**What the task asks:** Write out the listing below again, precisely as it is given.

**Input rows:**
--- Begin ---

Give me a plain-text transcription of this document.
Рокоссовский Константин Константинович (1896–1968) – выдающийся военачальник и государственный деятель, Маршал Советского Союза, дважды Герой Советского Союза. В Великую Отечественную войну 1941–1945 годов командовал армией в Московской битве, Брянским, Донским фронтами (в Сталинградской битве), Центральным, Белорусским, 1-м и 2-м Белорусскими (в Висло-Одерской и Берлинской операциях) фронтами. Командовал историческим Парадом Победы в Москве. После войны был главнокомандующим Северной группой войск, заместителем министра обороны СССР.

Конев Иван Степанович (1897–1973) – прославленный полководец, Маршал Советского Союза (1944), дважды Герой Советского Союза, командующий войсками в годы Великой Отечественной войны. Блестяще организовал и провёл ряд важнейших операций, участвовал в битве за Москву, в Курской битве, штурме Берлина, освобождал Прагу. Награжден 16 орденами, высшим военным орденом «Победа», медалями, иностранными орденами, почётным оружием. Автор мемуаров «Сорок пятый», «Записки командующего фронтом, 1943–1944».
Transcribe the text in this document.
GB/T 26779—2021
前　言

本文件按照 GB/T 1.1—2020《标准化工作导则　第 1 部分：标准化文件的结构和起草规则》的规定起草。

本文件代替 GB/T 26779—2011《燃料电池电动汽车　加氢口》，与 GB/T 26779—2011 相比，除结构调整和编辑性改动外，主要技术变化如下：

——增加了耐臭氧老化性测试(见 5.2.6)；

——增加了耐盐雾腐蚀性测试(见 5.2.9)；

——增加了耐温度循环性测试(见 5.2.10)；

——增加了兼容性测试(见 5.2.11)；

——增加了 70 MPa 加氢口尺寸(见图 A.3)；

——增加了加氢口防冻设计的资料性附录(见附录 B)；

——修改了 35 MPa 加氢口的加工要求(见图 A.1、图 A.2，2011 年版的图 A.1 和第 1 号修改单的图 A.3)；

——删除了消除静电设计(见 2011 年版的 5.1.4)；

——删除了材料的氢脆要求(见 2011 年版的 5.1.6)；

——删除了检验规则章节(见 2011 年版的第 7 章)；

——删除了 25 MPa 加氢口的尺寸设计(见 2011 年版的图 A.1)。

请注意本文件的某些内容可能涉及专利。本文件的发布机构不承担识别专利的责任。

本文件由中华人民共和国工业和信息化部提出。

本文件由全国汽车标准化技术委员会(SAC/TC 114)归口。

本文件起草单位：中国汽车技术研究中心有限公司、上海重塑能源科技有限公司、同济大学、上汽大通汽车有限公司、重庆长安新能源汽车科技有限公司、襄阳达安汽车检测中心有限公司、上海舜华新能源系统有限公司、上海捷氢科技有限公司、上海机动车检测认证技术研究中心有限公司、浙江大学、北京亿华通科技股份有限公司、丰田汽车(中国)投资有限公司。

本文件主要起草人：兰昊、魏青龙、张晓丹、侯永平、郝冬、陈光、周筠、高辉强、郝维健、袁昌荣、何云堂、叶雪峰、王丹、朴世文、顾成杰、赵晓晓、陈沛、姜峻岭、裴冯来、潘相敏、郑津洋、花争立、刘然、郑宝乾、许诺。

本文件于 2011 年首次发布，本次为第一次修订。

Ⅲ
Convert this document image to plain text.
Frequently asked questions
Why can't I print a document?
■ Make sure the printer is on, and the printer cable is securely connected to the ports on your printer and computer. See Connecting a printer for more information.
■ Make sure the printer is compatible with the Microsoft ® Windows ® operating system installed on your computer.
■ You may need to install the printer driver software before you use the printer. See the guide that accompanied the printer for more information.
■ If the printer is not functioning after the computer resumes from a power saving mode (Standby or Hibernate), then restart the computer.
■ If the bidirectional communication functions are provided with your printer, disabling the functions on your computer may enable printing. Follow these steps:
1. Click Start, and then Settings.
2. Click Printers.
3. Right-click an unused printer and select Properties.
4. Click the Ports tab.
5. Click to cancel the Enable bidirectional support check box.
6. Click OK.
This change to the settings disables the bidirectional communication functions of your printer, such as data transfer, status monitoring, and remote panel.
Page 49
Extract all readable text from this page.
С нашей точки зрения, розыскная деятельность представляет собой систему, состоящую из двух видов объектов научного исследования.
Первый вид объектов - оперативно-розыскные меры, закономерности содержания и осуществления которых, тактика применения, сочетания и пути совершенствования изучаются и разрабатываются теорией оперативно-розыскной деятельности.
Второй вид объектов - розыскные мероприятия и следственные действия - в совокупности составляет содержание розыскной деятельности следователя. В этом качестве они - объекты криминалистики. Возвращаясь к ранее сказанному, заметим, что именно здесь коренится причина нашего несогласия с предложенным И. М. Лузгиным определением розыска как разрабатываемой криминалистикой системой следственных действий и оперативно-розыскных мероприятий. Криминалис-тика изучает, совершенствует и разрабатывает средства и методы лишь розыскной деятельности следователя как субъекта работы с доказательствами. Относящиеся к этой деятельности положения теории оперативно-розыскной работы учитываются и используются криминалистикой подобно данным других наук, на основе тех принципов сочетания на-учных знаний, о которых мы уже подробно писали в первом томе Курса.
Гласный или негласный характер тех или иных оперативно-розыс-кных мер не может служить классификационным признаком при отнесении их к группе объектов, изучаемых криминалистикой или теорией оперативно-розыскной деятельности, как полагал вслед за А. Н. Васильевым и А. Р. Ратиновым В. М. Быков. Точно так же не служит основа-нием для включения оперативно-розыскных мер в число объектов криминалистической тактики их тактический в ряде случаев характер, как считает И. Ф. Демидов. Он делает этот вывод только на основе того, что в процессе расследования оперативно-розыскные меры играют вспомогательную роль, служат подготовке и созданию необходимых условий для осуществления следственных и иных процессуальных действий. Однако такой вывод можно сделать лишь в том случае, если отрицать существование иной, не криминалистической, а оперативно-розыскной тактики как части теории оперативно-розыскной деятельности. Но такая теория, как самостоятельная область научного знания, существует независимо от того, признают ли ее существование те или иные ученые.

--- End ---

**Task result:**
Give me a plain-text transcription of this document.
Рокоссовский Константин Константинович (1896–1968) – выдающийся военачальник и государственный деятель, Маршал Советского Союза, дважды Герой Советского Союза. В Великую Отечественную войну 1941–1945 годов командовал армией в Московской битве, Брянским, Донским фронтами (в Сталинградской битве), Центральным, Белорусским, 1-м и 2-м Белорусскими (в Висло-Одерской и Берлинской операциях) фронтами. Командовал историческим Парадом Победы в Москве. После войны был главнокомандующим Северной группой войск, заместителем министра обороны СССР.

Конев Иван Степанович (1897–1973) – прославленный полководец, Маршал Советского Союза (1944), дважды Герой Советского Союза, командующий войсками в годы Великой Отечественной войны. Блестяще организовал и провёл ряд важнейших операций, участвовал в битве за Москву, в Курской битве, штурме Берлина, освобождал Прагу. Награжден 16 орденами, высшим военным орденом «Победа», медалями, иностранными орденами, почётным оружием. Автор мемуаров «Сорок пятый», «Записки командующего фронтом, 1943–1944».
Transcribe the text in this document.
GB/T 26779—2021
前　言

本文件按照 GB/T 1.1—2020《标准化工作导则　第 1 部分：标准化文件的结构和起草规则》的规定起草。

本文件代替 GB/T 26779—2011《燃料电池电动汽车　加氢口》，与 GB/T 26779—2011 相比，除结构调整和编辑性改动外，主要技术变化如下：

——增加了耐臭氧老化性测试(见 5.2.6)；

——增加了耐盐雾腐蚀性测试(见 5.2.9)；

——增加了耐温度循环性测试(见 5.2.10)；

——增加了兼容性测试(见 5.2.11)；

——增加了 70 MPa 加氢口尺寸(见图 A.3)；

——增加了加氢口防冻设计的资料性附录(见附录 B)；

——修改了 35 MPa 加氢口的加工要求(见图 A.1、图 A.2，2011 年版的图 A.1 和第 1 号修改单的图 A.3)；

——删除了消除静电设计(见 2011 年版的 5.1.4)；

——删除了材料的氢脆要求(见 2011 年版的 5.1.6)；

——删除了检验规则章节(见 2011 年版的第 7 章)；

——删除了 25 MPa 加氢口的尺寸设计(见 2011 年版的图 A.1)。

请注意本文件的某些内容可能涉及专利。本文件的发布机构不承担识别专利的责任。

本文件由中华人民共和国工业和信息化部提出。

本文件由全国汽车标准化技术委员会(SAC/TC 114)归口。

本文件起草单位：中国汽车技术研究中心有限公司、上海重塑能源科技有限公司、同济大学、上汽大通汽车有限公司、重庆长安新能源汽车科技有限公司、襄阳达安汽车检测中心有限公司、上海舜华新能源系统有限公司、上海捷氢科技有限公司、上海机动车检测认证技术研究中心有限公司、浙江大学、北京亿华通科技股份有限公司、丰田汽车(中国)投资有限公司。

本文件主要起草人：兰昊、魏青龙、张晓丹、侯永平、郝冬、陈光、周筠、高辉强、郝维健、袁昌荣、何云堂、叶雪峰、王丹、朴世文、顾成杰、赵晓晓、陈沛、姜峻岭、裴冯来、潘相敏、郑津洋、花争立、刘然、郑宝乾、许诺。

本文件于 2011 年首次发布，本次为第一次修订。

Ⅲ
Convert this document image to plain text.
Frequently asked questions
Why can't I print a document?
■ Make sure the printer is on, and the printer cable is securely connected to the ports on your printer and computer. See Connecting a printer for more information.
■ Make sure the printer is compatible with the Microsoft ® Windows ® operating system installed on your computer.
■ You may need to install the printer driver software before you use the printer. See the guide that accompanied the printer for more information.
■ If the printer is not functioning after the computer resumes from a power saving mode (Standby or Hibernate), then restart the computer.
■ If the bidirectional communication functions are provided with your printer, disabling the functions on your computer may enable printing. Follow these steps:
1. Click Start, and then Settings.
2. Click Printers.
3. Right-click an unused printer and select Properties.
4. Click the Ports tab.
5. Click to cancel the Enable bidirectional support check box.
6. Click OK.
This change to the settings disables the bidirectional communication functions of your printer, such as data transfer, status monitoring, and remote panel.
Page 49
Extract all readable text from this page.
С нашей точки зрения, розыскная деятельность представляет собой систему, состоящую из двух видов объектов научного исследования.
Первый вид объектов - оперативно-розыскные меры, закономерности содержания и осуществления которых, тактика применения, сочетания и пути совершенствования изучаются и разрабатываются теорией оперативно-розыскной деятельности.
Второй вид объектов - розыскные мероприятия и следственные действия - в совокупности составляет содержание розыскной деятельности следователя. В этом качестве они - объекты криминалистики. Возвращаясь к ранее сказанному, заметим, что именно здесь коренится причина нашего несогласия с предложенным И. М. Лузгиным определением розыска как разрабатываемой криминалистикой системой следственных действий и оперативно-розыскных мероприятий. Криминалис-тика изучает, совершенствует и разрабатывает средства и методы лишь розыскной деятельности следователя как субъекта работы с доказательствами. Относящиеся к этой деятельности положения теории оперативно-розыскной работы учитываются и используются криминалистикой подобно данным других наук, на основе тех принципов сочетания на-учных знаний, о которых мы уже подробно писали в первом томе Курса.
Гласный или негласный характер тех или иных оперативно-розыс-кных мер не может служить классификационным признаком при отнесении их к группе объектов, изучаемых криминалистикой или теорией оперативно-розыскной деятельности, как полагал вслед за А. Н. Васильевым и А. Р. Ратиновым В. М. Быков. Точно так же не служит основа-нием для включения оперативно-розыскных мер в число объектов криминалистической тактики их тактический в ряде случаев характер, как считает И. Ф. Демидов. Он делает этот вывод только на основе того, что в процессе расследования оперативно-розыскные меры играют вспомогательную роль, служат подготовке и созданию необходимых условий для осуществления следственных и иных процессуальных действий. Однако такой вывод можно сделать лишь в том случае, если отрицать существование иной, не криминалистической, а оперативно-розыскной тактики как части теории оперативно-розыскной деятельности. Но такая теория, как самостоятельная область научного знания, существует независимо от того, признают ли ее существование те или иные ученые.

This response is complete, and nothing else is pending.